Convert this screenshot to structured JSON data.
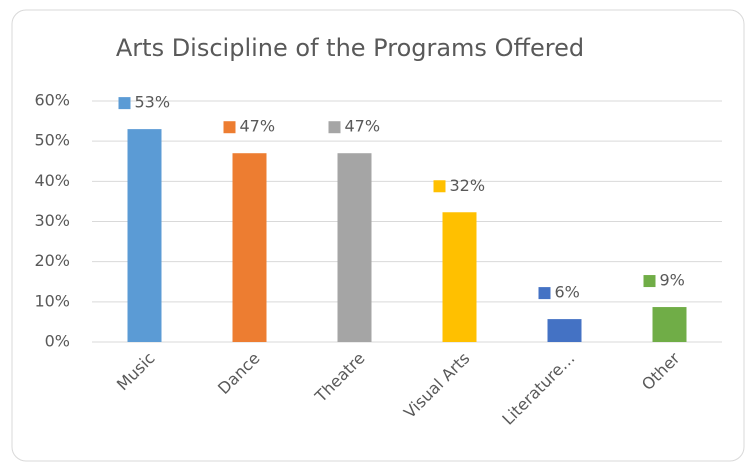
{
  "chart_data": {
    "type": "bar",
    "title": "Arts Discipline of the Programs Offered",
    "categories": [
      "Music",
      "Dance",
      "Theatre",
      "Visual Arts",
      "Literature…",
      "Other"
    ],
    "values": [
      53,
      47,
      47,
      32.3,
      5.7,
      8.7
    ],
    "value_labels": [
      "53%",
      "47%",
      "47%",
      "32%",
      "6%",
      "9%"
    ],
    "colors": [
      "#5b9bd5",
      "#ed7d31",
      "#a5a5a5",
      "#ffc000",
      "#4472c4",
      "#70ad47"
    ],
    "ylim": [
      0,
      60
    ],
    "yticks": [
      {
        "value": 0,
        "label": "0%"
      },
      {
        "value": 10,
        "label": "10%"
      },
      {
        "value": 20,
        "label": "20%"
      },
      {
        "value": 30,
        "label": "30%"
      },
      {
        "value": 40,
        "label": "40%"
      },
      {
        "value": 50,
        "label": "50%"
      },
      {
        "value": 60,
        "label": "60%"
      }
    ],
    "grid": true
  }
}
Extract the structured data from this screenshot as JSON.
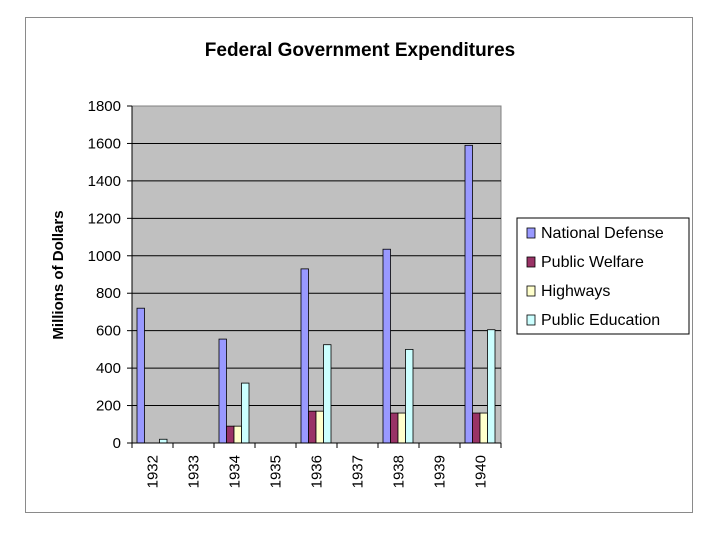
{
  "chart_data": {
    "type": "bar",
    "title": "Federal Government Expenditures",
    "xlabel": "",
    "ylabel": "Millions of Dollars",
    "ylim": [
      0,
      1800
    ],
    "yticks": [
      0,
      200,
      400,
      600,
      800,
      1000,
      1200,
      1400,
      1600,
      1800
    ],
    "grid": true,
    "legend_position": "right",
    "categories": [
      "1932",
      "1933",
      "1934",
      "1935",
      "1936",
      "1937",
      "1938",
      "1939",
      "1940"
    ],
    "series": [
      {
        "name": "National Defense",
        "color": "#9999FF",
        "values": [
          720,
          null,
          555,
          null,
          930,
          null,
          1035,
          null,
          1590
        ]
      },
      {
        "name": "Public Welfare",
        "color": "#993366",
        "values": [
          null,
          null,
          90,
          null,
          170,
          null,
          160,
          null,
          160
        ]
      },
      {
        "name": "Highways",
        "color": "#FFFFCC",
        "values": [
          null,
          null,
          90,
          null,
          170,
          null,
          160,
          null,
          160
        ]
      },
      {
        "name": "Public Education",
        "color": "#CCFFFF",
        "values": [
          20,
          null,
          320,
          null,
          525,
          null,
          500,
          null,
          605
        ]
      }
    ],
    "plot_background": "#C0C0C0"
  }
}
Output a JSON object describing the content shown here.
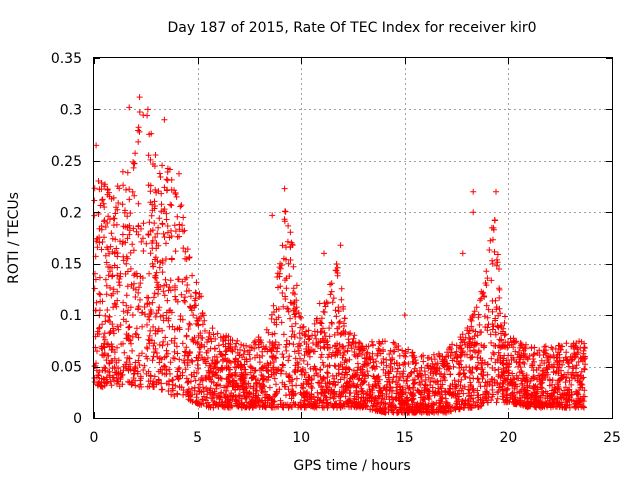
{
  "chart_data": {
    "type": "scatter",
    "title": "Day 187 of 2015, Rate Of TEC Index for receiver kir0",
    "xlabel": "GPS time / hours",
    "ylabel": "ROTI / TECUs",
    "xlim": [
      0,
      25
    ],
    "ylim": [
      0,
      0.35
    ],
    "xticks": [
      0,
      5,
      10,
      15,
      20,
      25
    ],
    "xtick_labels": [
      "0",
      "5",
      "10",
      "15",
      "20",
      "25"
    ],
    "yticks": [
      0,
      0.05,
      0.1,
      0.15,
      0.2,
      0.25,
      0.3,
      0.35
    ],
    "ytick_labels": [
      "0",
      "0.05",
      "0.1",
      "0.15",
      "0.2",
      "0.25",
      "0.3",
      "0.35"
    ],
    "grid": true,
    "marker": "+",
    "color": "#ff0000",
    "x_range": [
      0,
      23.7
    ],
    "envelope": {
      "hours": [
        0,
        0.5,
        1,
        1.5,
        2,
        2.3,
        2.7,
        3,
        3.5,
        4,
        4.3,
        4.8,
        5.5,
        6.5,
        7.5,
        8.5,
        9,
        9.3,
        9.6,
        10,
        10.5,
        11,
        11.5,
        11.8,
        12.2,
        13,
        14,
        15,
        16,
        17,
        18,
        18.5,
        19,
        19.3,
        19.6,
        20,
        21,
        22,
        23,
        23.7
      ],
      "roti_low": [
        0.03,
        0.03,
        0.03,
        0.03,
        0.03,
        0.03,
        0.03,
        0.03,
        0.025,
        0.02,
        0.02,
        0.015,
        0.01,
        0.01,
        0.01,
        0.01,
        0.01,
        0.01,
        0.01,
        0.01,
        0.01,
        0.01,
        0.01,
        0.01,
        0.01,
        0.01,
        0.005,
        0.005,
        0.005,
        0.005,
        0.01,
        0.01,
        0.015,
        0.015,
        0.015,
        0.015,
        0.01,
        0.01,
        0.01,
        0.01
      ],
      "roti_high": [
        0.25,
        0.23,
        0.22,
        0.25,
        0.27,
        0.31,
        0.3,
        0.26,
        0.24,
        0.26,
        0.2,
        0.15,
        0.09,
        0.08,
        0.07,
        0.09,
        0.16,
        0.22,
        0.17,
        0.1,
        0.08,
        0.12,
        0.14,
        0.16,
        0.09,
        0.07,
        0.08,
        0.07,
        0.06,
        0.065,
        0.09,
        0.11,
        0.15,
        0.22,
        0.13,
        0.08,
        0.07,
        0.07,
        0.075,
        0.075
      ]
    },
    "notable_points": [
      {
        "x": 0.1,
        "y": 0.265
      },
      {
        "x": 2.2,
        "y": 0.312
      },
      {
        "x": 1.7,
        "y": 0.302
      },
      {
        "x": 2.6,
        "y": 0.3
      },
      {
        "x": 3.4,
        "y": 0.29
      },
      {
        "x": 9.2,
        "y": 0.223
      },
      {
        "x": 8.6,
        "y": 0.197
      },
      {
        "x": 11.9,
        "y": 0.168
      },
      {
        "x": 11.1,
        "y": 0.16
      },
      {
        "x": 18.3,
        "y": 0.22
      },
      {
        "x": 18.3,
        "y": 0.2
      },
      {
        "x": 19.4,
        "y": 0.22
      },
      {
        "x": 17.8,
        "y": 0.16
      },
      {
        "x": 15.0,
        "y": 0.1
      }
    ]
  }
}
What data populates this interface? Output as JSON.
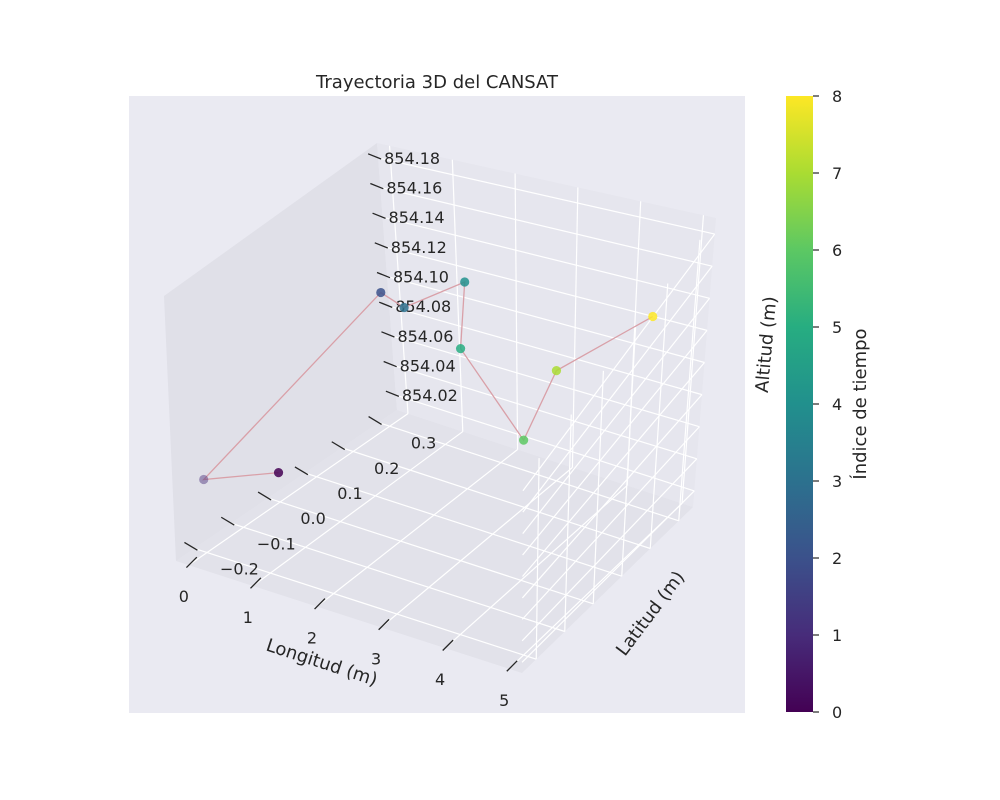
{
  "chart_data": {
    "type": "scatter",
    "projection": "3d",
    "title": "Trayectoria 3D del CANSAT",
    "xlabel": "Longitud (m)",
    "ylabel": "Latitud (m)",
    "zlabel": "Altitud (m)",
    "colorbar_label": "Índice de tiempo",
    "colormap": "viridis",
    "grid": true,
    "line_color": "#d9a0a8",
    "x_ticks": [
      "0",
      "1",
      "2",
      "3",
      "4",
      "5"
    ],
    "y_ticks": [
      "−0.2",
      "−0.1",
      "0.0",
      "0.1",
      "0.2",
      "0.3"
    ],
    "z_ticks": [
      "854.02",
      "854.04",
      "854.06",
      "854.08",
      "854.10",
      "854.12",
      "854.14",
      "854.16",
      "854.18"
    ],
    "colorbar_ticks": [
      "0",
      "1",
      "2",
      "3",
      "4",
      "5",
      "6",
      "7",
      "8"
    ],
    "xlim": [
      -0.2,
      5.2
    ],
    "ylim": [
      -0.25,
      0.35
    ],
    "zlim": [
      854.01,
      854.19
    ],
    "clim": [
      0,
      8
    ],
    "points": [
      {
        "t": 0,
        "x": 0.0,
        "y": 0.0,
        "z": 854.03
      },
      {
        "t": 1,
        "x": 0.0,
        "y": -0.2,
        "z": 854.06
      },
      {
        "t": 2,
        "x": 0.0,
        "y": 0.3,
        "z": 854.1
      },
      {
        "t": 3,
        "x": 1.0,
        "y": 0.2,
        "z": 854.12
      },
      {
        "t": 4,
        "x": 2.0,
        "y": 0.2,
        "z": 854.15
      },
      {
        "t": 5,
        "x": 3.0,
        "y": 0.0,
        "z": 854.165
      },
      {
        "t": 6,
        "x": 4.0,
        "y": 0.0,
        "z": 854.115
      },
      {
        "t": 7,
        "x": 4.0,
        "y": 0.1,
        "z": 854.14
      },
      {
        "t": 8,
        "x": 5.0,
        "y": 0.2,
        "z": 854.165
      }
    ]
  }
}
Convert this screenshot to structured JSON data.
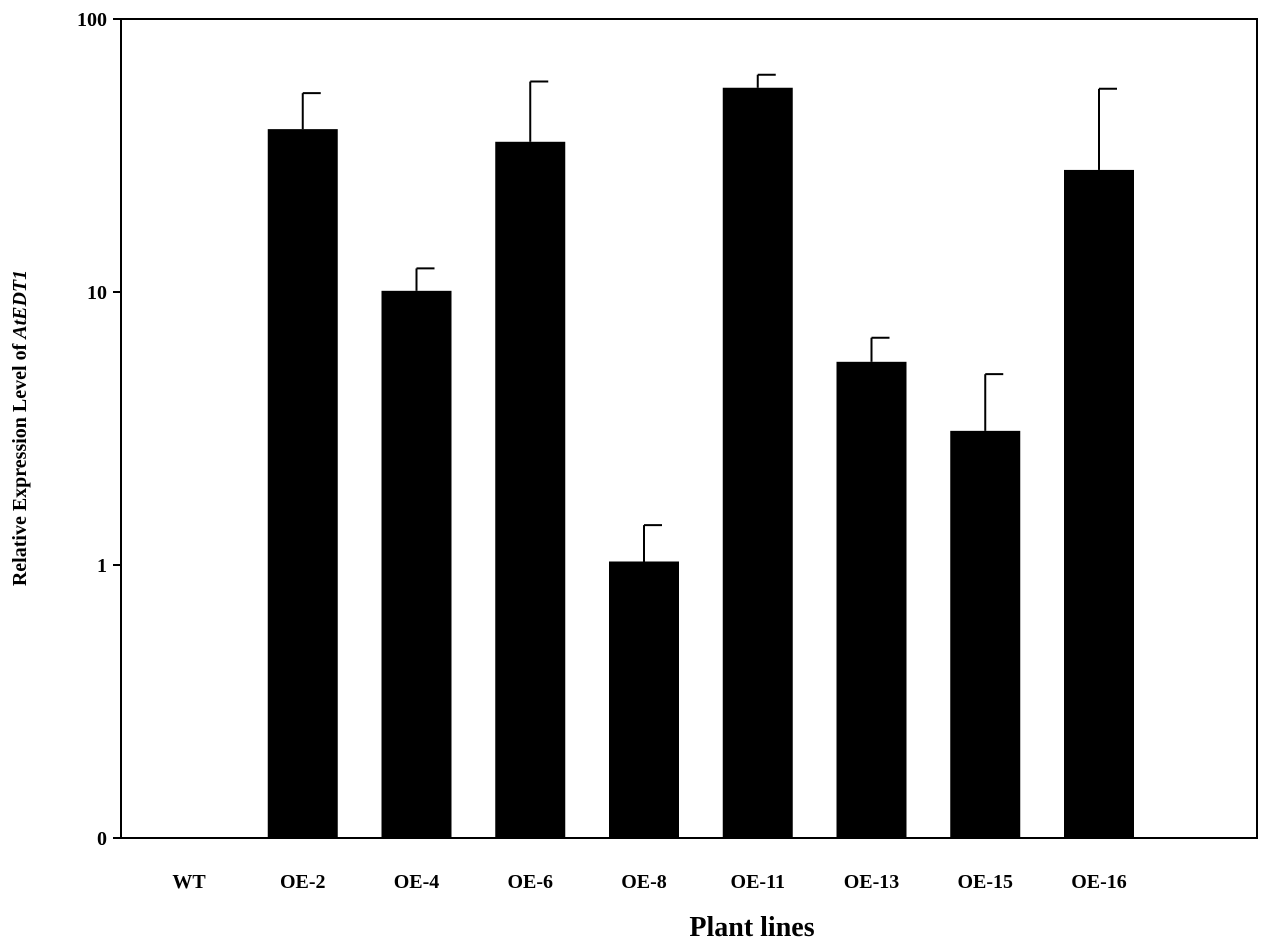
{
  "chart_data": {
    "type": "bar",
    "categories": [
      "WT",
      "OE-2",
      "OE-4",
      "OE-6",
      "OE-8",
      "OE-11",
      "OE-13",
      "OE-15",
      "OE-16"
    ],
    "series": [
      {
        "values": [
          0.1,
          39.5,
          10.1,
          35.5,
          1.03,
          56.0,
          5.55,
          3.1,
          28.0
        ],
        "error_upper": [
          null,
          53.5,
          12.2,
          59.0,
          1.4,
          62.5,
          6.8,
          5.0,
          55.5
        ]
      }
    ],
    "xlabel": "Plant lines",
    "ylabel": {
      "prefix": "Relative Expression Level of ",
      "gene": "AtEDT1"
    },
    "yscale": "log",
    "ylim": [
      0.1,
      100
    ],
    "yticks": [
      {
        "value": 0.1,
        "label": "0"
      },
      {
        "value": 1,
        "label": "1"
      },
      {
        "value": 10,
        "label": "10"
      },
      {
        "value": 100,
        "label": "100"
      }
    ],
    "grid": false,
    "bar_color": "#000000"
  }
}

**YOUR GOAL**. Go through the listing above and return every line where the word "Arts" occurs.

**ANSWER FOR THIS EXERCISE**.
    "title": "Arts Discipline of the Programs Offered",
      "Visual Arts",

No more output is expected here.